* [Working data]
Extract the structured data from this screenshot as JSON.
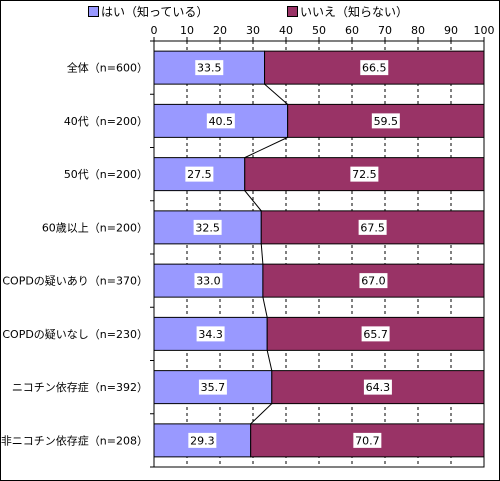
{
  "legend": {
    "yes_label": "はい（知っている）",
    "no_label": "いいえ（知らない）"
  },
  "colors": {
    "yes": "#9999ff",
    "no": "#993366",
    "border": "#000000"
  },
  "chart_data": {
    "type": "bar",
    "orientation": "horizontal",
    "stacked": true,
    "categories": [
      "全体（n=600）",
      "40代（n=200）",
      "50代（n=200）",
      "60歳以上（n=200）",
      "COPDの疑いあり（n=370）",
      "COPDの疑いなし（n=230）",
      "ニコチン依存症（n=392）",
      "非ニコチン依存症（n=208）"
    ],
    "series": [
      {
        "name": "はい（知っている）",
        "values": [
          33.5,
          40.5,
          27.5,
          32.5,
          33.0,
          34.3,
          35.7,
          29.3
        ]
      },
      {
        "name": "いいえ（知らない）",
        "values": [
          66.5,
          59.5,
          72.5,
          67.5,
          67.0,
          65.7,
          64.3,
          70.7
        ]
      }
    ],
    "value_labels": {
      "yes": [
        "33.5",
        "40.5",
        "27.5",
        "32.5",
        "33.0",
        "34.3",
        "35.7",
        "29.3"
      ],
      "no": [
        "66.5",
        "59.5",
        "72.5",
        "67.5",
        "67.0",
        "65.7",
        "64.3",
        "70.7"
      ]
    },
    "x_ticks": [
      "0",
      "10",
      "20",
      "30",
      "40",
      "50",
      "60",
      "70",
      "80",
      "90",
      "100"
    ],
    "xlim": [
      0,
      100
    ],
    "series_lines": true,
    "grid": "dashed vertical",
    "legend_position": "top"
  }
}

* [Exercise goal] Print each line of the material above exactly, with the pictures removed from your copy.

* [Solution for this problem]
Extract the structured data from this screenshot as JSON.
{
  "legend": {
    "yes_label": "はい（知っている）",
    "no_label": "いいえ（知らない）"
  },
  "colors": {
    "yes": "#9999ff",
    "no": "#993366",
    "border": "#000000"
  },
  "chart_data": {
    "type": "bar",
    "orientation": "horizontal",
    "stacked": true,
    "categories": [
      "全体（n=600）",
      "40代（n=200）",
      "50代（n=200）",
      "60歳以上（n=200）",
      "COPDの疑いあり（n=370）",
      "COPDの疑いなし（n=230）",
      "ニコチン依存症（n=392）",
      "非ニコチン依存症（n=208）"
    ],
    "series": [
      {
        "name": "はい（知っている）",
        "values": [
          33.5,
          40.5,
          27.5,
          32.5,
          33.0,
          34.3,
          35.7,
          29.3
        ]
      },
      {
        "name": "いいえ（知らない）",
        "values": [
          66.5,
          59.5,
          72.5,
          67.5,
          67.0,
          65.7,
          64.3,
          70.7
        ]
      }
    ],
    "value_labels": {
      "yes": [
        "33.5",
        "40.5",
        "27.5",
        "32.5",
        "33.0",
        "34.3",
        "35.7",
        "29.3"
      ],
      "no": [
        "66.5",
        "59.5",
        "72.5",
        "67.5",
        "67.0",
        "65.7",
        "64.3",
        "70.7"
      ]
    },
    "x_ticks": [
      "0",
      "10",
      "20",
      "30",
      "40",
      "50",
      "60",
      "70",
      "80",
      "90",
      "100"
    ],
    "xlim": [
      0,
      100
    ],
    "series_lines": true,
    "grid": "dashed vertical",
    "legend_position": "top"
  }
}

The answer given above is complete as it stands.